-- Start DATA FOR THIS EXERCISE --

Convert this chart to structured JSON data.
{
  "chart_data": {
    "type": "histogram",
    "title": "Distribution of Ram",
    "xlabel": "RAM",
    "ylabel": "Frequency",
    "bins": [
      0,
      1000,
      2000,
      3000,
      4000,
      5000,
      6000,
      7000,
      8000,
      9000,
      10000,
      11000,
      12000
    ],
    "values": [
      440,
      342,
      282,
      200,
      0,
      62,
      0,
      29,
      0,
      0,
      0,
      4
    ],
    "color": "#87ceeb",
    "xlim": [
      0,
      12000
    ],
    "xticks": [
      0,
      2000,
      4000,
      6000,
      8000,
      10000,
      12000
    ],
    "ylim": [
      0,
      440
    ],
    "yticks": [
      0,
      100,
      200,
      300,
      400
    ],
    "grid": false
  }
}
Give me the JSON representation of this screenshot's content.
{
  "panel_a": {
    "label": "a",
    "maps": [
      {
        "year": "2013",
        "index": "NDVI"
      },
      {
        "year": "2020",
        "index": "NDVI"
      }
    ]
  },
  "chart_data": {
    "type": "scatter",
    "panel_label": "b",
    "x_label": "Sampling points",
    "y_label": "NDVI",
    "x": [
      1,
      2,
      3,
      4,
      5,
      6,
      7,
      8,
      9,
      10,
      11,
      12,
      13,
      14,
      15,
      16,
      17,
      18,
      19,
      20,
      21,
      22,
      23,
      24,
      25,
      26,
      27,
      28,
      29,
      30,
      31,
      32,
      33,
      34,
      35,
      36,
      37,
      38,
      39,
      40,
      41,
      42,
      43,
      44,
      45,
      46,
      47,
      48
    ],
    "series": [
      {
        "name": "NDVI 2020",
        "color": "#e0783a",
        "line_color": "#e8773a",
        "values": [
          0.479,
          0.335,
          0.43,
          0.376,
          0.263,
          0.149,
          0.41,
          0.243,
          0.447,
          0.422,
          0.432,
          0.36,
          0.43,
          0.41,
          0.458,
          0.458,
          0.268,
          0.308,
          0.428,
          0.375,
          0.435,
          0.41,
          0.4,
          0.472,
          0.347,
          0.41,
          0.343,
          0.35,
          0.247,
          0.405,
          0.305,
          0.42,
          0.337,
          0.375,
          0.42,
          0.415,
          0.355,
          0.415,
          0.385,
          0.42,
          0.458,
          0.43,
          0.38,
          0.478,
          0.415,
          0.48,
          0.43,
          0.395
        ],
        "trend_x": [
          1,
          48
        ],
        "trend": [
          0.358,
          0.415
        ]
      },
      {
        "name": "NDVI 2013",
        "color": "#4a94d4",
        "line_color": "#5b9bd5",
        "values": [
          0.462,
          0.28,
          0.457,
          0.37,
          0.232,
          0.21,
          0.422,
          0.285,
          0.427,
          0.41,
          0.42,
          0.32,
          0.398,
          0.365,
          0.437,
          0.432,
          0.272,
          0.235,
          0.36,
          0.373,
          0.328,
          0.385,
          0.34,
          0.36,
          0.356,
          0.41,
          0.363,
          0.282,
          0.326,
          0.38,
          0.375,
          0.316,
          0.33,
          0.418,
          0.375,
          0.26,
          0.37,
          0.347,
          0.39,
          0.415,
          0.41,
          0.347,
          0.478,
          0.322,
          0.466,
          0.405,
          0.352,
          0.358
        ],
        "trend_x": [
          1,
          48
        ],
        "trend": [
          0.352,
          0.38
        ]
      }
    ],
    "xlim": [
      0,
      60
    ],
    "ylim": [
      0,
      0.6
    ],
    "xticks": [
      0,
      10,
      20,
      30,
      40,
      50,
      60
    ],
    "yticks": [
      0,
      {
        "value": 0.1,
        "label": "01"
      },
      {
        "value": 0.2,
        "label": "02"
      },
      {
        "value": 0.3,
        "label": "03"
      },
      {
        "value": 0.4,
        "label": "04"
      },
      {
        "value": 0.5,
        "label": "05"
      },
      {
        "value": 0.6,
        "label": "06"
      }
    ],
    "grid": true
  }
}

-- End DATA FOR THIS EXERCISE --

**TASK BRIEF:**
Retype all of the material, keeping each line exact.

**SOLUTION FOR THIS PROBLEM:**
Convert this chart to structured JSON data.
{
  "chart_data": {
    "type": "histogram",
    "title": "Distribution of Ram",
    "xlabel": "RAM",
    "ylabel": "Frequency",
    "bins": [
      0,
      1000,
      2000,
      3000,
      4000,
      5000,
      6000,
      7000,
      8000,
      9000,
      10000,
      11000,
      12000
    ],
    "values": [
      440,
      342,
      282,
      200,
      0,
      62,
      0,
      29,
      0,
      0,
      0,
      4
    ],
    "color": "#87ceeb",
    "xlim": [
      0,
      12000
    ],
    "xticks": [
      0,
      2000,
      4000,
      6000,
      8000,
      10000,
      12000
    ],
    "ylim": [
      0,
      440
    ],
    "yticks": [
      0,
      100,
      200,
      300,
      400
    ],
    "grid": false
  }
}
Give me the JSON representation of this screenshot's content.
{
  "panel_a": {
    "label": "a",
    "maps": [
      {
        "year": "2013",
        "index": "NDVI"
      },
      {
        "year": "2020",
        "index": "NDVI"
      }
    ]
  },
  "chart_data": {
    "type": "scatter",
    "panel_label": "b",
    "x_label": "Sampling points",
    "y_label": "NDVI",
    "x": [
      1,
      2,
      3,
      4,
      5,
      6,
      7,
      8,
      9,
      10,
      11,
      12,
      13,
      14,
      15,
      16,
      17,
      18,
      19,
      20,
      21,
      22,
      23,
      24,
      25,
      26,
      27,
      28,
      29,
      30,
      31,
      32,
      33,
      34,
      35,
      36,
      37,
      38,
      39,
      40,
      41,
      42,
      43,
      44,
      45,
      46,
      47,
      48
    ],
    "series": [
      {
        "name": "NDVI 2020",
        "color": "#e0783a",
        "line_color": "#e8773a",
        "values": [
          0.479,
          0.335,
          0.43,
          0.376,
          0.263,
          0.149,
          0.41,
          0.243,
          0.447,
          0.422,
          0.432,
          0.36,
          0.43,
          0.41,
          0.458,
          0.458,
          0.268,
          0.308,
          0.428,
          0.375,
          0.435,
          0.41,
          0.4,
          0.472,
          0.347,
          0.41,
          0.343,
          0.35,
          0.247,
          0.405,
          0.305,
          0.42,
          0.337,
          0.375,
          0.42,
          0.415,
          0.355,
          0.415,
          0.385,
          0.42,
          0.458,
          0.43,
          0.38,
          0.478,
          0.415,
          0.48,
          0.43,
          0.395
        ],
        "trend_x": [
          1,
          48
        ],
        "trend": [
          0.358,
          0.415
        ]
      },
      {
        "name": "NDVI 2013",
        "color": "#4a94d4",
        "line_color": "#5b9bd5",
        "values": [
          0.462,
          0.28,
          0.457,
          0.37,
          0.232,
          0.21,
          0.422,
          0.285,
          0.427,
          0.41,
          0.42,
          0.32,
          0.398,
          0.365,
          0.437,
          0.432,
          0.272,
          0.235,
          0.36,
          0.373,
          0.328,
          0.385,
          0.34,
          0.36,
          0.356,
          0.41,
          0.363,
          0.282,
          0.326,
          0.38,
          0.375,
          0.316,
          0.33,
          0.418,
          0.375,
          0.26,
          0.37,
          0.347,
          0.39,
          0.415,
          0.41,
          0.347,
          0.478,
          0.322,
          0.466,
          0.405,
          0.352,
          0.358
        ],
        "trend_x": [
          1,
          48
        ],
        "trend": [
          0.352,
          0.38
        ]
      }
    ],
    "xlim": [
      0,
      60
    ],
    "ylim": [
      0,
      0.6
    ],
    "xticks": [
      0,
      10,
      20,
      30,
      40,
      50,
      60
    ],
    "yticks": [
      0,
      {
        "value": 0.1,
        "label": "01"
      },
      {
        "value": 0.2,
        "label": "02"
      },
      {
        "value": 0.3,
        "label": "03"
      },
      {
        "value": 0.4,
        "label": "04"
      },
      {
        "value": 0.5,
        "label": "05"
      },
      {
        "value": 0.6,
        "label": "06"
      }
    ],
    "grid": true
  }
}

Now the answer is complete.